> [REQUIREMENTS]: List the lines of this listing that hold the word "пальных".

** BEGIN **

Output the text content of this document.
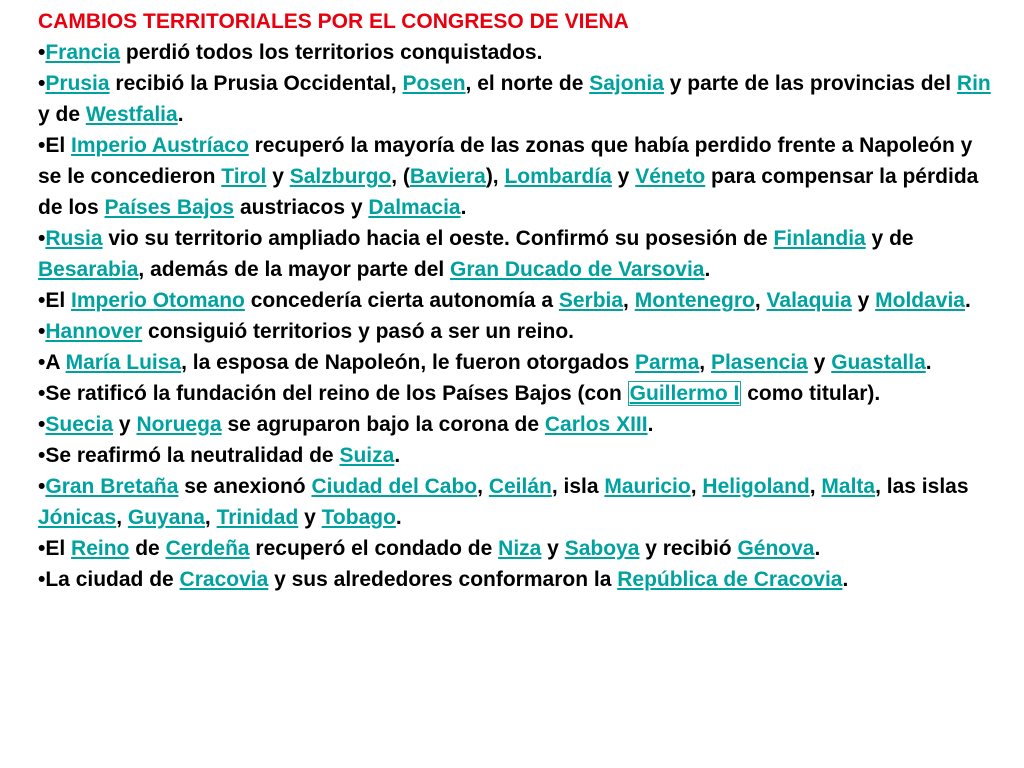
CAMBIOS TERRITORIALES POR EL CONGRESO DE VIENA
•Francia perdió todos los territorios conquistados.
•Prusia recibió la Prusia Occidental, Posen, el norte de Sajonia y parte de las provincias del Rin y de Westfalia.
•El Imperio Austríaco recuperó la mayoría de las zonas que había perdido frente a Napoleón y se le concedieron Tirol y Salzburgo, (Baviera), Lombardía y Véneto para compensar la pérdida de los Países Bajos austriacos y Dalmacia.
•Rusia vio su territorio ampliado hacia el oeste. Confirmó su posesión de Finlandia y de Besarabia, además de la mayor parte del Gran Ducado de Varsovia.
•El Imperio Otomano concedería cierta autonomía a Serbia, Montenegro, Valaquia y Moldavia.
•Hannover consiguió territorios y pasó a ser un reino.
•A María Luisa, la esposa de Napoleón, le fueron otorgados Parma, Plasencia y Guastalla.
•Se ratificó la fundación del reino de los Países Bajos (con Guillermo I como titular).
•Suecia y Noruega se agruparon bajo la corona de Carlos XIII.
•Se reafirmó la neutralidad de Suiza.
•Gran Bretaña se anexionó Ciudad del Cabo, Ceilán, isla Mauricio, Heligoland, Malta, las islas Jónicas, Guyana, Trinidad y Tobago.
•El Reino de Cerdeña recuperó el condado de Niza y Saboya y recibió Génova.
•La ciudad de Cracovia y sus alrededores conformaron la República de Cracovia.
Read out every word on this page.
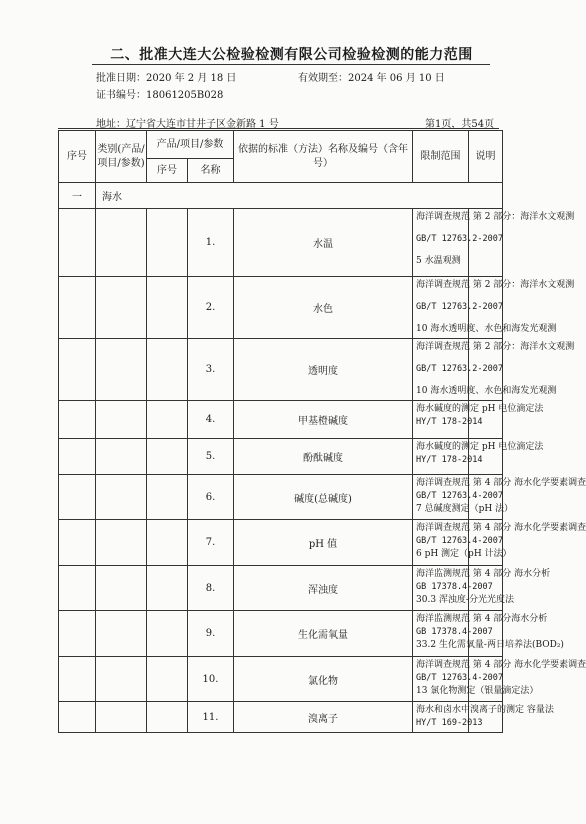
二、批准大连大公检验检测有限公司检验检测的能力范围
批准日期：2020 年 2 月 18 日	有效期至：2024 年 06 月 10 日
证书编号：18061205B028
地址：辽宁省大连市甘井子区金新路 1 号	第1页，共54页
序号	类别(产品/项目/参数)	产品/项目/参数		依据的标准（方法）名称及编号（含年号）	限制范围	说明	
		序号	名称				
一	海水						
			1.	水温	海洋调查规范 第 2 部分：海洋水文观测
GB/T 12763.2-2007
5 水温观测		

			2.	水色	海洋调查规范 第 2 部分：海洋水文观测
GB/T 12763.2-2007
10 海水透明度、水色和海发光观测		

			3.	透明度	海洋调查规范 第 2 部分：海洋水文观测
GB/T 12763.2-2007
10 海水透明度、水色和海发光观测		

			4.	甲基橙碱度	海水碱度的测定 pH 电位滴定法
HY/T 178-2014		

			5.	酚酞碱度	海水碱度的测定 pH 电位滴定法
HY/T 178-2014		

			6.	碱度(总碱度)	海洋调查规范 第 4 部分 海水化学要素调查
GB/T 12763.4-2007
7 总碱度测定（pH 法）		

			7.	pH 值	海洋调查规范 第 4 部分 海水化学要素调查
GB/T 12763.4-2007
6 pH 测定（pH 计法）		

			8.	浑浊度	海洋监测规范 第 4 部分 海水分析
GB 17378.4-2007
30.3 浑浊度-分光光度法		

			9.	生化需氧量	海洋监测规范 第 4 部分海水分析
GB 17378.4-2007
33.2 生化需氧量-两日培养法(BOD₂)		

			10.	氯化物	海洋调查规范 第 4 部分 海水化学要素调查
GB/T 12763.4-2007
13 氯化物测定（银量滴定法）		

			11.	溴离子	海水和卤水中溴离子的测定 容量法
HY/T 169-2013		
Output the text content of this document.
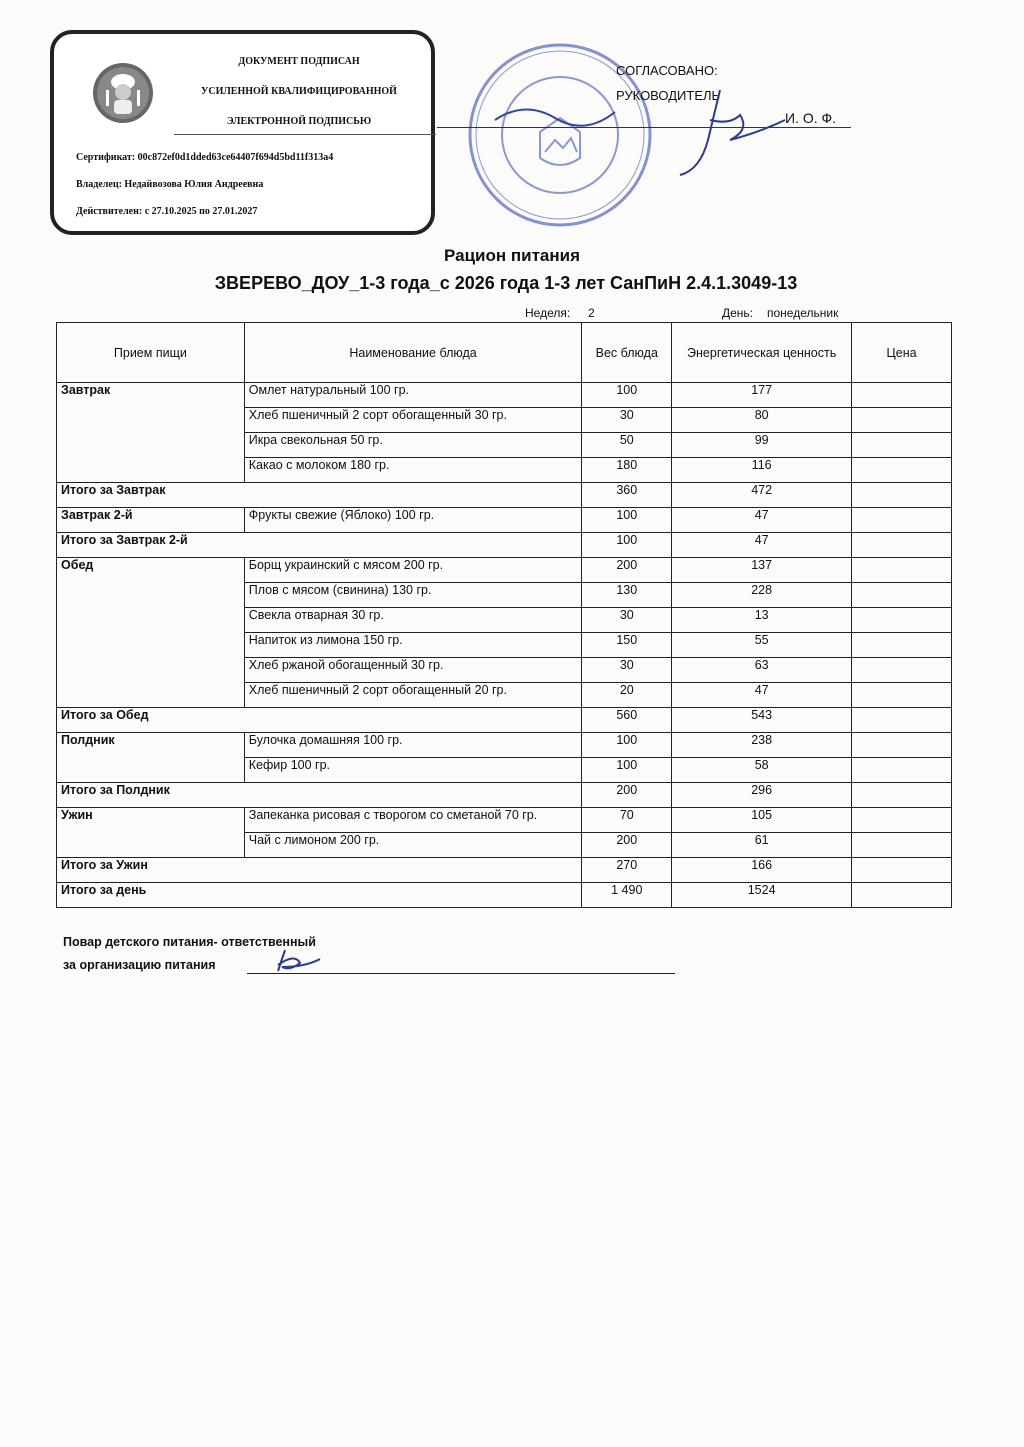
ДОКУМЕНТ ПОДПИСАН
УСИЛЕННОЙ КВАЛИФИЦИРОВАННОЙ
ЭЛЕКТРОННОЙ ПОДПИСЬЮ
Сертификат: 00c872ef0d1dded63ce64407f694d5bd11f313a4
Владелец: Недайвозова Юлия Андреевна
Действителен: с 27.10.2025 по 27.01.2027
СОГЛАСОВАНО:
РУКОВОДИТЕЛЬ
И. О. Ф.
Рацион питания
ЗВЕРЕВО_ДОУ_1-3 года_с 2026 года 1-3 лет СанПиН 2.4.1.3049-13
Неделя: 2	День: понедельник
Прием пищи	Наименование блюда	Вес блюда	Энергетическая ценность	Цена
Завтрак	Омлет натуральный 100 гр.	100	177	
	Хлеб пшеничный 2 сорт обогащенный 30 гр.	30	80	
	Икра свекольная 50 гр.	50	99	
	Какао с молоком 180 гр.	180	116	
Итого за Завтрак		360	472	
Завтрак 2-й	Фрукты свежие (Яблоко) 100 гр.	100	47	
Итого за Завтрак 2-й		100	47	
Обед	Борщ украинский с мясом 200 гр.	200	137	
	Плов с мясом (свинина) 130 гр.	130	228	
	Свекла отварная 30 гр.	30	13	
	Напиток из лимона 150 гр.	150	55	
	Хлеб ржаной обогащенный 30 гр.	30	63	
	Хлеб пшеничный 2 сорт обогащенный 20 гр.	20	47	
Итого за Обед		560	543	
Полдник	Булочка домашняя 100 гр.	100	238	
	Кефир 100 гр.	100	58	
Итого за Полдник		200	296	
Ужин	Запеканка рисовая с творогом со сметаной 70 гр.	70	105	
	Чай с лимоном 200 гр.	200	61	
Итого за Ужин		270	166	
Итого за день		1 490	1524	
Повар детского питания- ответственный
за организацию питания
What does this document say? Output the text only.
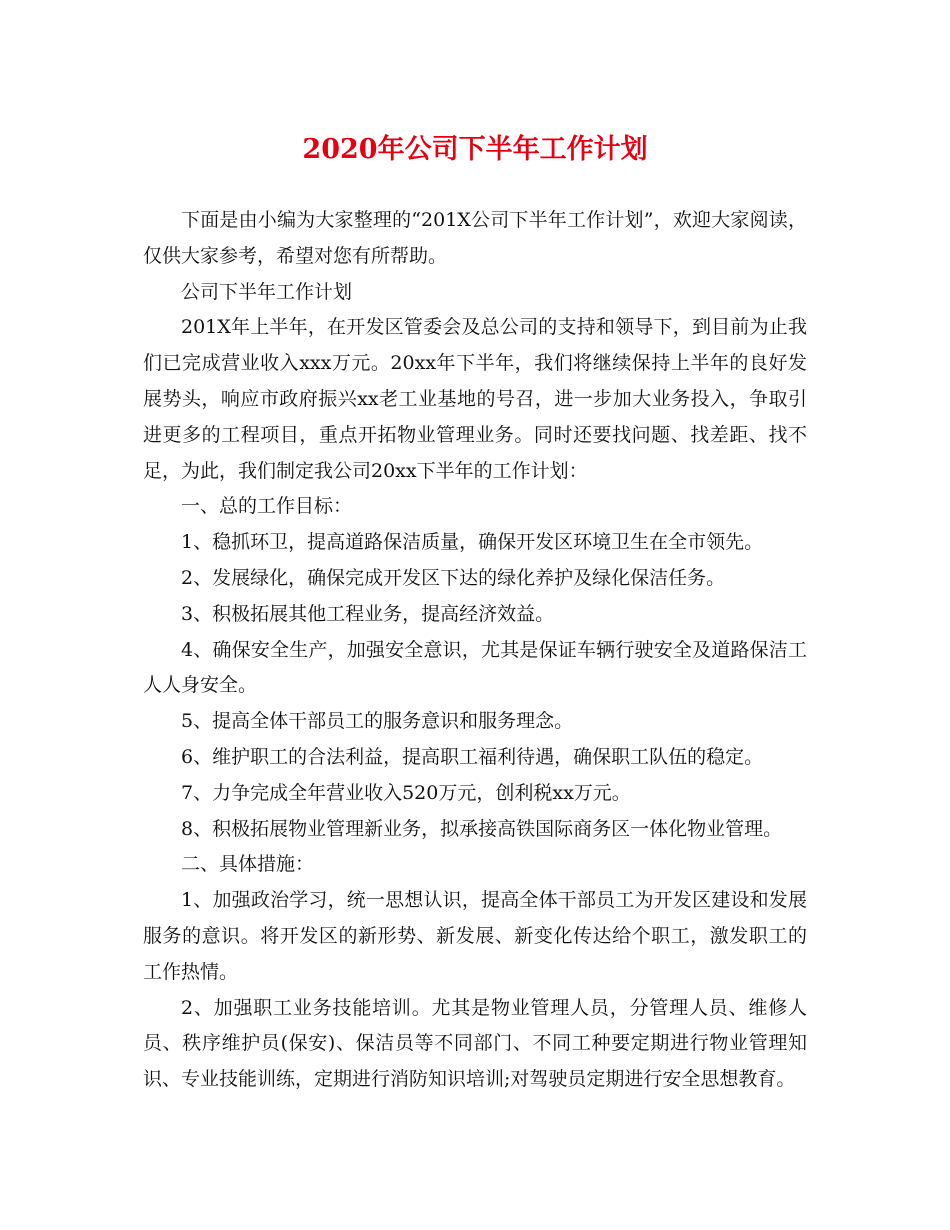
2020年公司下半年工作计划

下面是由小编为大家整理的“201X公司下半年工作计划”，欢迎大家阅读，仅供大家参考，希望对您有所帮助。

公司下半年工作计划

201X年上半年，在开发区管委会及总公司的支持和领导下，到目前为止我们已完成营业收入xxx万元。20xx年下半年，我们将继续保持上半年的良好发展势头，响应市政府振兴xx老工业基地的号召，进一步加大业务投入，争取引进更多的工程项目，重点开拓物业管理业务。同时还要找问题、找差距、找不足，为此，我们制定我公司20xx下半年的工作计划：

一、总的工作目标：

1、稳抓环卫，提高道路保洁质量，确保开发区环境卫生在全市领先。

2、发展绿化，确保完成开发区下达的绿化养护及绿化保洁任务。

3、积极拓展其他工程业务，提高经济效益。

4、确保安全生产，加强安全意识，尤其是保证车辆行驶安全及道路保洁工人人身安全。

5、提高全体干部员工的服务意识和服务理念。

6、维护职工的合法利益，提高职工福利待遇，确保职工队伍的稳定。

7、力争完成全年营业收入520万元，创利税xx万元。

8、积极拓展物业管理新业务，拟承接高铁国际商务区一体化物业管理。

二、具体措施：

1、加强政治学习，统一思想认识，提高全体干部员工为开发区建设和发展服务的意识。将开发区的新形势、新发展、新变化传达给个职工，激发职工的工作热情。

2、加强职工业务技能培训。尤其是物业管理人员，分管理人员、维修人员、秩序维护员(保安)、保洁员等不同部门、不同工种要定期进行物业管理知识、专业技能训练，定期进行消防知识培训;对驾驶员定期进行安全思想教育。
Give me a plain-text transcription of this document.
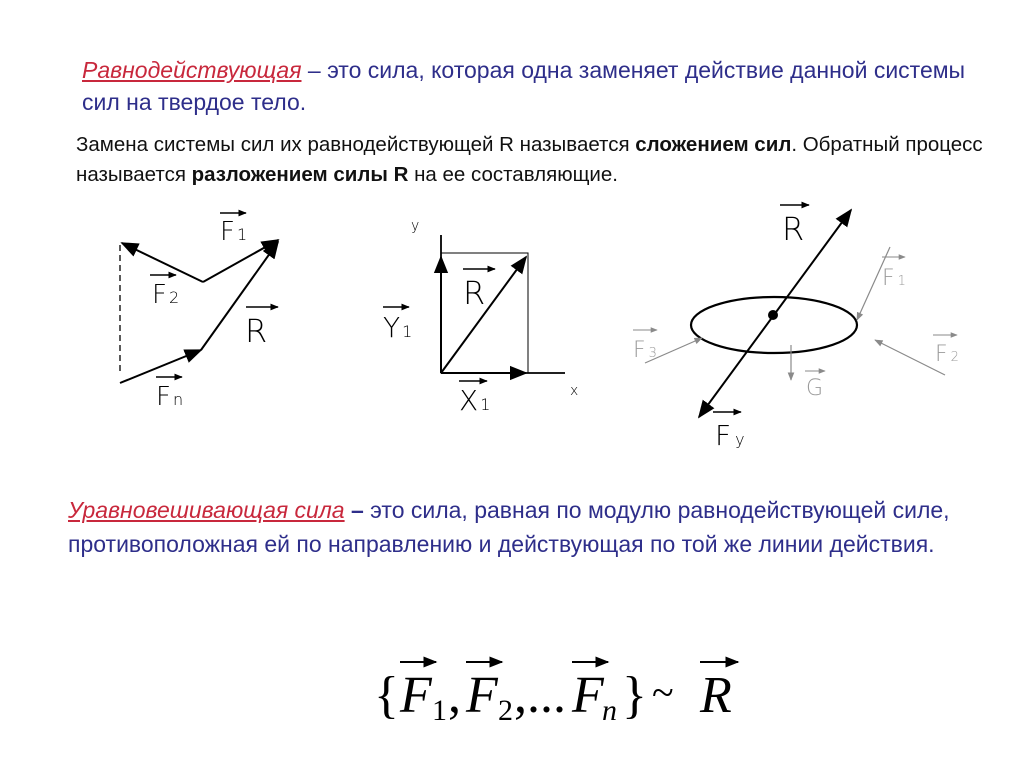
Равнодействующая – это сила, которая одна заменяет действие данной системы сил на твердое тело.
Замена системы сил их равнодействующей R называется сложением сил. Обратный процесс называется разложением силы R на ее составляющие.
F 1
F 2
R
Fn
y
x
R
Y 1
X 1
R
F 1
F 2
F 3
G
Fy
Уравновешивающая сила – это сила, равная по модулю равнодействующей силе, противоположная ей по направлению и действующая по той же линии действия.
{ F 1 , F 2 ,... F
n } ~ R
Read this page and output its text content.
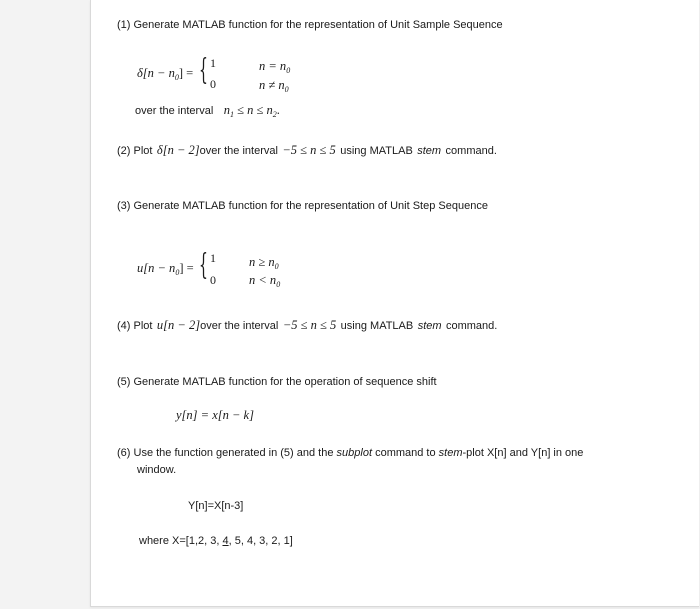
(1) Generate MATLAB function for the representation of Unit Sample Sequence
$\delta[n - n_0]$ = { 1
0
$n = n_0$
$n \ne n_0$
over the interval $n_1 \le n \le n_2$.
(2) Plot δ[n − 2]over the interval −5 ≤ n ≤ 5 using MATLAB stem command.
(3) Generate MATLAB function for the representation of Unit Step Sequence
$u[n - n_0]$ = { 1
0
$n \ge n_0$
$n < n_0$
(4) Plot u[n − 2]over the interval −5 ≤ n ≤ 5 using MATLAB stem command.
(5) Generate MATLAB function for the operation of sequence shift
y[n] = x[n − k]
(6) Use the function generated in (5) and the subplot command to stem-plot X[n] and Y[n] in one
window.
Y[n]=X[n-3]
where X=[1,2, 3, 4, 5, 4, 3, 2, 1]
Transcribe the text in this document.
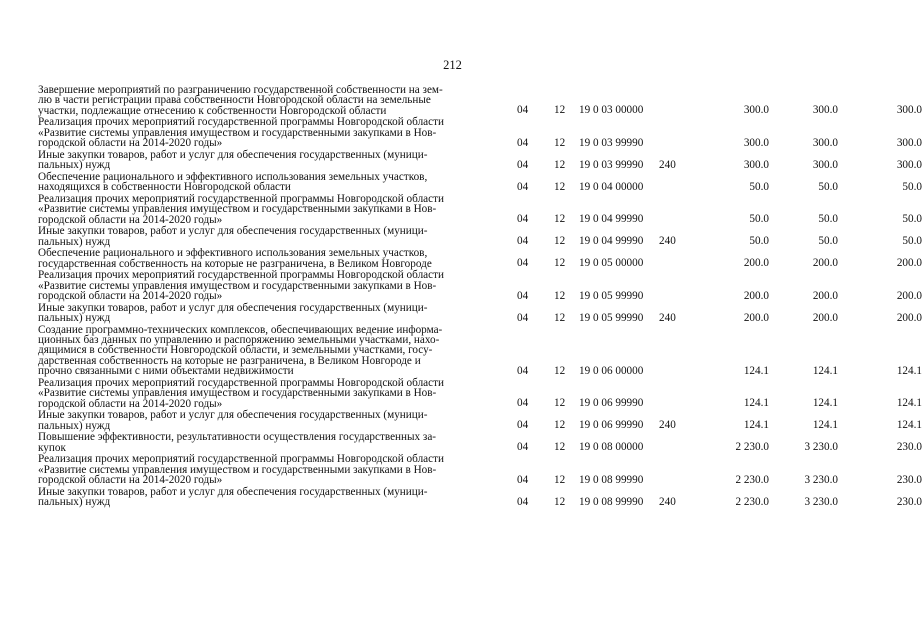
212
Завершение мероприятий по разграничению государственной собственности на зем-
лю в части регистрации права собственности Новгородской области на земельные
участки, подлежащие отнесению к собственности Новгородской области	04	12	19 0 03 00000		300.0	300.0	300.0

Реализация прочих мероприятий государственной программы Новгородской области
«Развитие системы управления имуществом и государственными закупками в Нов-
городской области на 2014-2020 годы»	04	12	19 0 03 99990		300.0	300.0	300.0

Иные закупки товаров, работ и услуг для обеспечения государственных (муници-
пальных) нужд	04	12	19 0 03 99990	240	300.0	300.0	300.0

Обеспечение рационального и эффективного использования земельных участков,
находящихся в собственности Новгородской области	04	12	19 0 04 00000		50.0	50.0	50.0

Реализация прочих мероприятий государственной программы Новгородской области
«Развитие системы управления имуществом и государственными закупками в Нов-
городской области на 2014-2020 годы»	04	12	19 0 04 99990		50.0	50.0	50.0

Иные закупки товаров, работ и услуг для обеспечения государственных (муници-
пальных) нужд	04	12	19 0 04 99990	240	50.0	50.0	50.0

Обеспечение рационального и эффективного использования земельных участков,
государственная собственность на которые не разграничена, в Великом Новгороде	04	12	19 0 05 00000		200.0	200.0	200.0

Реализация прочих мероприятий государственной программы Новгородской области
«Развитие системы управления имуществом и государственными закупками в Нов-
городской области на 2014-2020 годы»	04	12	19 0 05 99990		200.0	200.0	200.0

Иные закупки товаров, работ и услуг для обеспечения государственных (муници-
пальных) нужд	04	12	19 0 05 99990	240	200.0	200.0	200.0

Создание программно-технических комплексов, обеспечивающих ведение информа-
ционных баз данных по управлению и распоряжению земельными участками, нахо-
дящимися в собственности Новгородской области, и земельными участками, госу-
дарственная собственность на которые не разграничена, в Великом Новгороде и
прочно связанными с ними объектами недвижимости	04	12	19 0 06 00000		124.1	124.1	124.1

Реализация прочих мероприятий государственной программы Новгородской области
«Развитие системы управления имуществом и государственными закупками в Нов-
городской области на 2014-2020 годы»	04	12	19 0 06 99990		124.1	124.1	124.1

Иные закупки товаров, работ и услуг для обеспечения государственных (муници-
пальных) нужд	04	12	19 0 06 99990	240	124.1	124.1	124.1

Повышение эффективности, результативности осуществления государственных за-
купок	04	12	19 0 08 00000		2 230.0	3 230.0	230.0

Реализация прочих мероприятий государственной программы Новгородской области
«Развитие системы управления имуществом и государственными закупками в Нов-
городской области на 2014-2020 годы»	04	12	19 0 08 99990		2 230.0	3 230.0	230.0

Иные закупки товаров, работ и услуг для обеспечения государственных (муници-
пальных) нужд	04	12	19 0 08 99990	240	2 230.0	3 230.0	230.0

** END **

> [COMPLETED EXERCISE]:
пальных) нужд	04	12	19 0 03 99990	240	300.0	300.0	300.0
пальных) нужд	04	12	19 0 04 99990	240	50.0	50.0	50.0
пальных) нужд	04	12	19 0 05 99990	240	200.0	200.0	200.0
пальных) нужд	04	12	19 0 06 99990	240	124.1	124.1	124.1
пальных) нужд	04	12	19 0 08 99990	240	2 230.0	3 230.0	230.0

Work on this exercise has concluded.